◆ Stated task: Write out all records as given; omit images.

◆ Task input:
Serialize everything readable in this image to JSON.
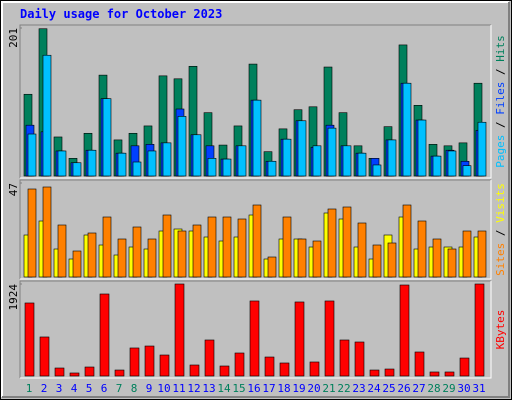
{
  "title": "Daily usage for October 2023",
  "chart_data": [
    {
      "type": "bar",
      "ylim": [
        0,
        201
      ],
      "yticks": [
        201
      ],
      "legend_separator": " / ",
      "series": [
        {
          "name": "Hits",
          "color": "#00805c",
          "values": [
            111,
            200,
            53,
            24,
            58,
            137,
            49,
            58,
            68,
            136,
            132,
            149,
            86,
            42,
            68,
            152,
            33,
            64,
            90,
            94,
            148,
            86,
            41,
            24,
            67,
            178,
            96,
            43,
            41,
            45,
            126
          ]
        },
        {
          "name": "Files",
          "color": "#0040ff",
          "values": [
            69,
            60,
            34,
            18,
            35,
            105,
            31,
            41,
            43,
            45,
            91,
            56,
            41,
            23,
            41,
            103,
            20,
            50,
            75,
            39,
            69,
            41,
            31,
            24,
            49,
            126,
            76,
            27,
            35,
            20,
            62
          ]
        },
        {
          "name": "Pages",
          "color": "#00c0ff",
          "values": [
            57,
            164,
            34,
            18,
            35,
            105,
            31,
            19,
            34,
            45,
            81,
            56,
            24,
            23,
            41,
            103,
            20,
            50,
            75,
            41,
            65,
            41,
            31,
            15,
            49,
            126,
            76,
            27,
            34,
            14,
            73
          ]
        }
      ]
    },
    {
      "type": "bar",
      "ylim": [
        0,
        47
      ],
      "yticks": [
        47
      ],
      "legend_separator": " / ",
      "series": [
        {
          "name": "Visits",
          "color": "#ffff00",
          "values": [
            21,
            28,
            14,
            9,
            21,
            16,
            11,
            15,
            14,
            23,
            24,
            23,
            20,
            18,
            20,
            31,
            9,
            19,
            19,
            15,
            32,
            29,
            15,
            9,
            21,
            30,
            14,
            15,
            15,
            15,
            20
          ]
        },
        {
          "name": "Sites",
          "color": "#ff8000",
          "values": [
            44,
            45,
            26,
            13,
            22,
            30,
            19,
            25,
            19,
            31,
            23,
            26,
            30,
            30,
            29,
            36,
            10,
            30,
            19,
            18,
            34,
            35,
            27,
            16,
            17,
            36,
            28,
            19,
            14,
            23,
            23
          ]
        }
      ]
    },
    {
      "type": "bar",
      "ylim": [
        0,
        1924
      ],
      "yticks": [
        1924
      ],
      "categories": [
        "1",
        "2",
        "3",
        "4",
        "5",
        "6",
        "7",
        "8",
        "9",
        "10",
        "11",
        "12",
        "13",
        "14",
        "15",
        "16",
        "17",
        "18",
        "19",
        "20",
        "21",
        "22",
        "23",
        "24",
        "25",
        "26",
        "27",
        "28",
        "29",
        "30",
        "31"
      ],
      "category_colors": [
        "#00805c",
        "#0000ff",
        "#0000ff",
        "#0000ff",
        "#0000ff",
        "#0000ff",
        "#00805c",
        "#00805c",
        "#0000ff",
        "#0000ff",
        "#0000ff",
        "#0000ff",
        "#0000ff",
        "#00805c",
        "#00805c",
        "#0000ff",
        "#0000ff",
        "#0000ff",
        "#0000ff",
        "#0000ff",
        "#00805c",
        "#00805c",
        "#0000ff",
        "#0000ff",
        "#0000ff",
        "#0000ff",
        "#0000ff",
        "#00805c",
        "#00805c",
        "#0000ff",
        "#0000ff"
      ],
      "series": [
        {
          "name": "KBytes",
          "color": "#ff0000",
          "values": [
            1527,
            816,
            167,
            63,
            188,
            1715,
            125,
            586,
            627,
            439,
            1924,
            230,
            753,
            209,
            481,
            1569,
            397,
            272,
            1548,
            293,
            1569,
            753,
            711,
            125,
            146,
            1903,
            502,
            84,
            84,
            376,
            1924
          ]
        }
      ]
    }
  ]
}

◆ Result below:
Serialize everything readable in this image to JSON.
{
  "title": "Daily usage for October 2023",
  "chart_data": [
    {
      "type": "bar",
      "ylim": [
        0,
        201
      ],
      "yticks": [
        201
      ],
      "legend_separator": " / ",
      "series": [
        {
          "name": "Hits",
          "color": "#00805c",
          "values": [
            111,
            200,
            53,
            24,
            58,
            137,
            49,
            58,
            68,
            136,
            132,
            149,
            86,
            42,
            68,
            152,
            33,
            64,
            90,
            94,
            148,
            86,
            41,
            24,
            67,
            178,
            96,
            43,
            41,
            45,
            126
          ]
        },
        {
          "name": "Files",
          "color": "#0040ff",
          "values": [
            69,
            60,
            34,
            18,
            35,
            105,
            31,
            41,
            43,
            45,
            91,
            56,
            41,
            23,
            41,
            103,
            20,
            50,
            75,
            39,
            69,
            41,
            31,
            24,
            49,
            126,
            76,
            27,
            35,
            20,
            62
          ]
        },
        {
          "name": "Pages",
          "color": "#00c0ff",
          "values": [
            57,
            164,
            34,
            18,
            35,
            105,
            31,
            19,
            34,
            45,
            81,
            56,
            24,
            23,
            41,
            103,
            20,
            50,
            75,
            41,
            65,
            41,
            31,
            15,
            49,
            126,
            76,
            27,
            34,
            14,
            73
          ]
        }
      ]
    },
    {
      "type": "bar",
      "ylim": [
        0,
        47
      ],
      "yticks": [
        47
      ],
      "legend_separator": " / ",
      "series": [
        {
          "name": "Visits",
          "color": "#ffff00",
          "values": [
            21,
            28,
            14,
            9,
            21,
            16,
            11,
            15,
            14,
            23,
            24,
            23,
            20,
            18,
            20,
            31,
            9,
            19,
            19,
            15,
            32,
            29,
            15,
            9,
            21,
            30,
            14,
            15,
            15,
            15,
            20
          ]
        },
        {
          "name": "Sites",
          "color": "#ff8000",
          "values": [
            44,
            45,
            26,
            13,
            22,
            30,
            19,
            25,
            19,
            31,
            23,
            26,
            30,
            30,
            29,
            36,
            10,
            30,
            19,
            18,
            34,
            35,
            27,
            16,
            17,
            36,
            28,
            19,
            14,
            23,
            23
          ]
        }
      ]
    },
    {
      "type": "bar",
      "ylim": [
        0,
        1924
      ],
      "yticks": [
        1924
      ],
      "categories": [
        "1",
        "2",
        "3",
        "4",
        "5",
        "6",
        "7",
        "8",
        "9",
        "10",
        "11",
        "12",
        "13",
        "14",
        "15",
        "16",
        "17",
        "18",
        "19",
        "20",
        "21",
        "22",
        "23",
        "24",
        "25",
        "26",
        "27",
        "28",
        "29",
        "30",
        "31"
      ],
      "category_colors": [
        "#00805c",
        "#0000ff",
        "#0000ff",
        "#0000ff",
        "#0000ff",
        "#0000ff",
        "#00805c",
        "#00805c",
        "#0000ff",
        "#0000ff",
        "#0000ff",
        "#0000ff",
        "#0000ff",
        "#00805c",
        "#00805c",
        "#0000ff",
        "#0000ff",
        "#0000ff",
        "#0000ff",
        "#0000ff",
        "#00805c",
        "#00805c",
        "#0000ff",
        "#0000ff",
        "#0000ff",
        "#0000ff",
        "#0000ff",
        "#00805c",
        "#00805c",
        "#0000ff",
        "#0000ff"
      ],
      "series": [
        {
          "name": "KBytes",
          "color": "#ff0000",
          "values": [
            1527,
            816,
            167,
            63,
            188,
            1715,
            125,
            586,
            627,
            439,
            1924,
            230,
            753,
            209,
            481,
            1569,
            397,
            272,
            1548,
            293,
            1569,
            753,
            711,
            125,
            146,
            1903,
            502,
            84,
            84,
            376,
            1924
          ]
        }
      ]
    }
  ]
}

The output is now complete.